━━━ Task material ━━━

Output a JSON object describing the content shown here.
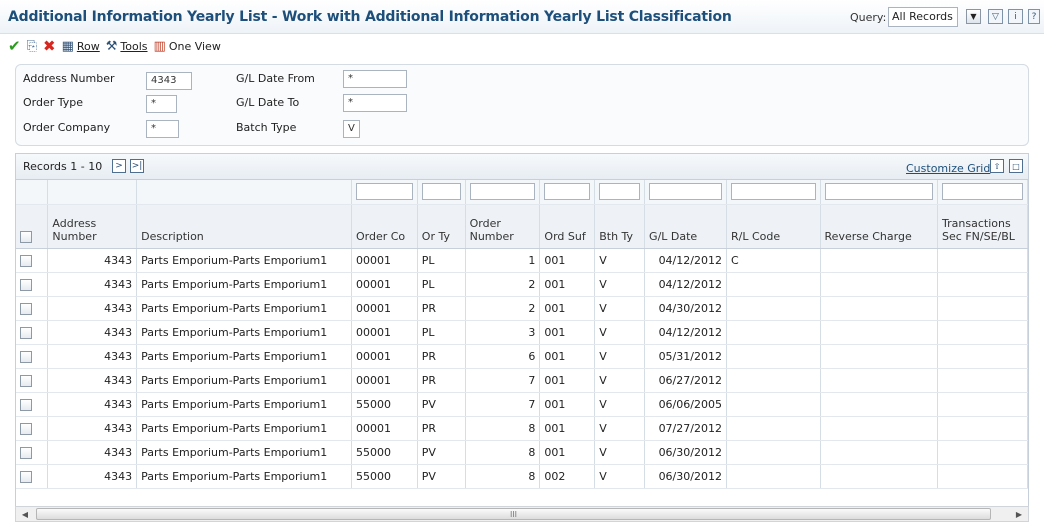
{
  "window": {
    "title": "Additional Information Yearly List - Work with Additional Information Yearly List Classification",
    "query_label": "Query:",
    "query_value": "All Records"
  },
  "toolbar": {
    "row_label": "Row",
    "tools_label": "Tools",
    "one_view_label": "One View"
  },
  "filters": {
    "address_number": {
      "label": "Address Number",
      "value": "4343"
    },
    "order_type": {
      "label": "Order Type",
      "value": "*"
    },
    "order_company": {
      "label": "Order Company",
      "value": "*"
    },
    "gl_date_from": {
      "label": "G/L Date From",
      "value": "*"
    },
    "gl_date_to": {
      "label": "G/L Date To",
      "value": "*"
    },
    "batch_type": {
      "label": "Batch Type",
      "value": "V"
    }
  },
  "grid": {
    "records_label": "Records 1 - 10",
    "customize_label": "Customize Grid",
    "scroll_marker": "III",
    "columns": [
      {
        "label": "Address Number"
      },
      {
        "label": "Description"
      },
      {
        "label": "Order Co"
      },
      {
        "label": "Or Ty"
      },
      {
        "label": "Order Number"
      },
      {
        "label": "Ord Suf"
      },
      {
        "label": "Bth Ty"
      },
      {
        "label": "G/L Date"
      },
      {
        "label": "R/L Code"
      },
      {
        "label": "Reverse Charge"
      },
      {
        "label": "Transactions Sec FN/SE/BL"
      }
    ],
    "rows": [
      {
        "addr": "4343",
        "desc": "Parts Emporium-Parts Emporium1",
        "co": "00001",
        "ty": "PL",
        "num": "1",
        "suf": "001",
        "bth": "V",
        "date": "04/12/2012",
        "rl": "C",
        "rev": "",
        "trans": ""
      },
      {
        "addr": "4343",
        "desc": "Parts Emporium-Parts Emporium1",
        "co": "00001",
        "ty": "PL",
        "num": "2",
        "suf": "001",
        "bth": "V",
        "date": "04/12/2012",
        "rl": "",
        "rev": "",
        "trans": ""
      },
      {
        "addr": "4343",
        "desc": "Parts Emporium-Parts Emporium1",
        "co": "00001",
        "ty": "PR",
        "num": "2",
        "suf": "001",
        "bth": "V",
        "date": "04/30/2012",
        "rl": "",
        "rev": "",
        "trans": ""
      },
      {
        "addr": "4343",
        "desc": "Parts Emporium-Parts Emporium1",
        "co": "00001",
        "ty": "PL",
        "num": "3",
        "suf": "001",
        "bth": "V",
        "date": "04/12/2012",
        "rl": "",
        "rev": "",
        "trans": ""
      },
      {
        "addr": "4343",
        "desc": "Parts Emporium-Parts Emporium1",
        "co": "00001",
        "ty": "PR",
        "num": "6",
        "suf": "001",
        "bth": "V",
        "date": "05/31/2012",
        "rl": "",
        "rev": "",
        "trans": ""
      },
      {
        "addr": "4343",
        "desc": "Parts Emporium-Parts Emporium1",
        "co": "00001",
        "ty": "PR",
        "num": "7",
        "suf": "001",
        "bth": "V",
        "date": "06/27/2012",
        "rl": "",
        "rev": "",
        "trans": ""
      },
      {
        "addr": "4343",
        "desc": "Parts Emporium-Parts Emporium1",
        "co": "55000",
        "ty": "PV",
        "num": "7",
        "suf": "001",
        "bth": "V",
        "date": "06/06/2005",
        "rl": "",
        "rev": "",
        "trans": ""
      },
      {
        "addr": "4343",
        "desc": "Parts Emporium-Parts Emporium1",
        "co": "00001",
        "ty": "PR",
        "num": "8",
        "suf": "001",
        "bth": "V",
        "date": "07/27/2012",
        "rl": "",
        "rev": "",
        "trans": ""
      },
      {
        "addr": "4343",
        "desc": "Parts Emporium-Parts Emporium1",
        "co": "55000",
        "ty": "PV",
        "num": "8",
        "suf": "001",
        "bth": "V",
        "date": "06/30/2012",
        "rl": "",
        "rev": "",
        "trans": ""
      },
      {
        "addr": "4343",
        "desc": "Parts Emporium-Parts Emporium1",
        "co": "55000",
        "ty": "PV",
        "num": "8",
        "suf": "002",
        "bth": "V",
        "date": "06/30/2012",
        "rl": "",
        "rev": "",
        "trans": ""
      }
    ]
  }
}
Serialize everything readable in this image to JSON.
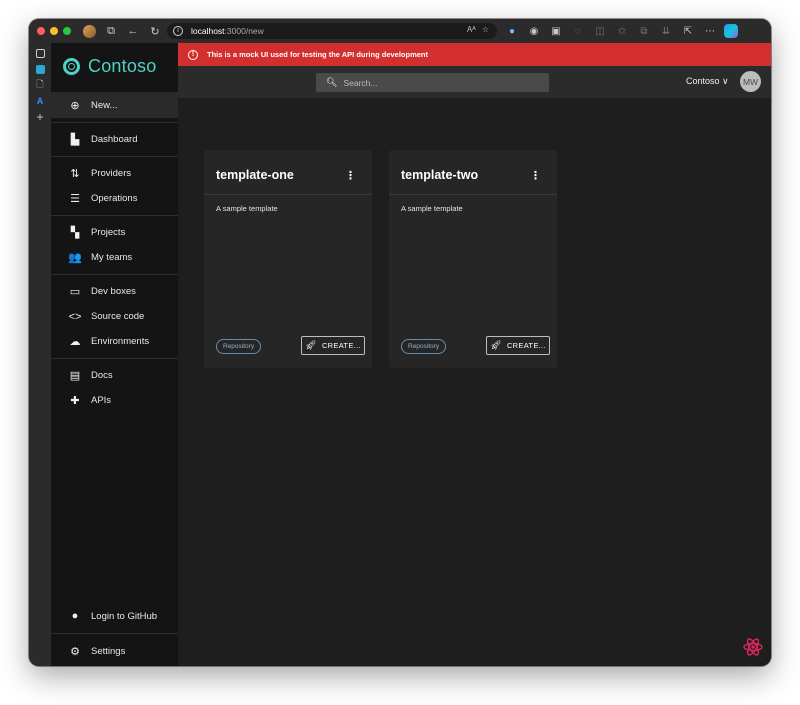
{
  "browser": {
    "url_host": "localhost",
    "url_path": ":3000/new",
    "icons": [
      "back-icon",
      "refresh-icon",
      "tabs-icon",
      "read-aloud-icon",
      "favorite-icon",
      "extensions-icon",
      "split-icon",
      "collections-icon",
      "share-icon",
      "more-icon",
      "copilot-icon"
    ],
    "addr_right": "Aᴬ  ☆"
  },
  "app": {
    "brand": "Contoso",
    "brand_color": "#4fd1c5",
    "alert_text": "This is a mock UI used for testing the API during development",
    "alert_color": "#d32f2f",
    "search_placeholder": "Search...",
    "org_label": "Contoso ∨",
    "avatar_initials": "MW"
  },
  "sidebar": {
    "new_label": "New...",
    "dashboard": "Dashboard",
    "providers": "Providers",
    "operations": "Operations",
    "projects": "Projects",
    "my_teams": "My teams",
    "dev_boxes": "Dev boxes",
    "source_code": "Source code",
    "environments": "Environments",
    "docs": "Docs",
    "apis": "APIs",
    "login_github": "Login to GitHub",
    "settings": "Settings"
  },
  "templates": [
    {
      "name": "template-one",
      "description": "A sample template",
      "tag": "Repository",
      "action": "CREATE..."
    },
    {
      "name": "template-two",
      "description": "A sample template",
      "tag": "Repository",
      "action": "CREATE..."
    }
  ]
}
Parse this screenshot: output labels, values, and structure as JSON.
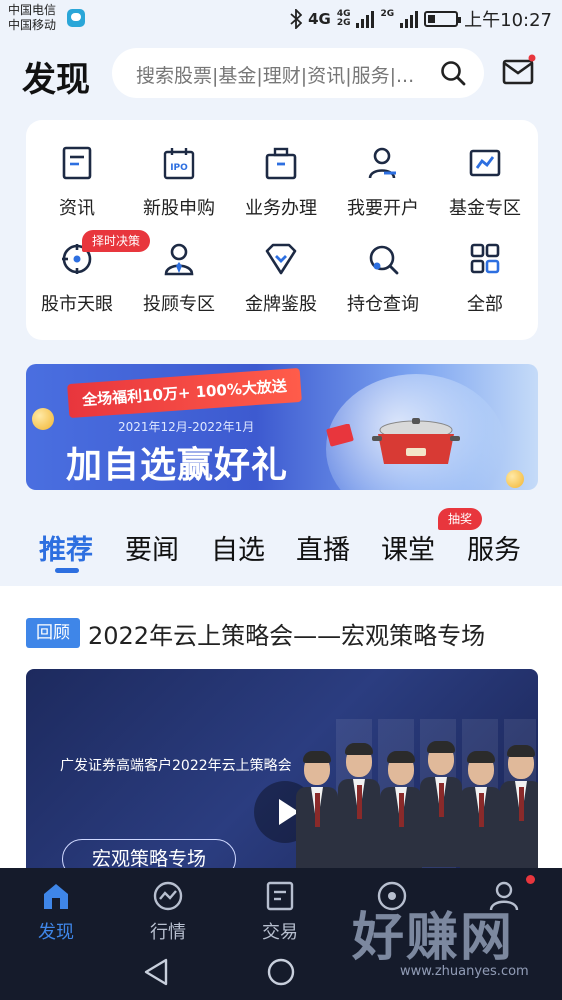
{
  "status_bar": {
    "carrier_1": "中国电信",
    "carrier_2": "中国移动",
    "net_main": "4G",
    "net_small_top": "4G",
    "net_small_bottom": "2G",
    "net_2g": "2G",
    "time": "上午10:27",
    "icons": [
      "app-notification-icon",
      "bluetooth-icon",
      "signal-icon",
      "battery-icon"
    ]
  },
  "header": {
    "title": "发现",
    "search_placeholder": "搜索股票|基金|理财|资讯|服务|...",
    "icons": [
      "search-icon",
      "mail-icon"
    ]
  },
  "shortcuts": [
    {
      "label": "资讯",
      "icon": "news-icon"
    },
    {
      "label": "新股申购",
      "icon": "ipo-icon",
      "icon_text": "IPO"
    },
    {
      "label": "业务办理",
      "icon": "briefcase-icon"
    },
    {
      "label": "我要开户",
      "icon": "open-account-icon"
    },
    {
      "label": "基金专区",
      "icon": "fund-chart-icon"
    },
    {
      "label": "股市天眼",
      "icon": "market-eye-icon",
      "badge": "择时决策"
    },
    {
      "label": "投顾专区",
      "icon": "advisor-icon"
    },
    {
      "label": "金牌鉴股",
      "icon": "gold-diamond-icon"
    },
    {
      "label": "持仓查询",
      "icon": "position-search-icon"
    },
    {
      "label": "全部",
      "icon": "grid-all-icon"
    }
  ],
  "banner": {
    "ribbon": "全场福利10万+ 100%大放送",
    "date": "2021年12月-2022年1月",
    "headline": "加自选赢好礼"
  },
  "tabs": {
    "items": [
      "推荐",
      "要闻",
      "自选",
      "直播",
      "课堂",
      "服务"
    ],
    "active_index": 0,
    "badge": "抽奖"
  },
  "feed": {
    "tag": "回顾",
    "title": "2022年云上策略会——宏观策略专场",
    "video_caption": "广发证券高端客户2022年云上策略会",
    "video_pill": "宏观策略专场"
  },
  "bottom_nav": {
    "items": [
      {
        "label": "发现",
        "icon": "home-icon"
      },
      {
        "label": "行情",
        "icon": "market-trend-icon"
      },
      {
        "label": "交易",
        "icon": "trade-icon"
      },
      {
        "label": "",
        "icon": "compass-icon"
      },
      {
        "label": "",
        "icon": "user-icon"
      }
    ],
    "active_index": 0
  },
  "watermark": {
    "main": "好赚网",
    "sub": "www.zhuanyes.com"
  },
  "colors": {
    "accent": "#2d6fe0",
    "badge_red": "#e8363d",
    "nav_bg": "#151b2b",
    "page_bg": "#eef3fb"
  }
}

━━━

> **What to produce**:
In the entries above, find the lines containing the word "Records" and say how many there are, with no other words.

> **Written response**:
2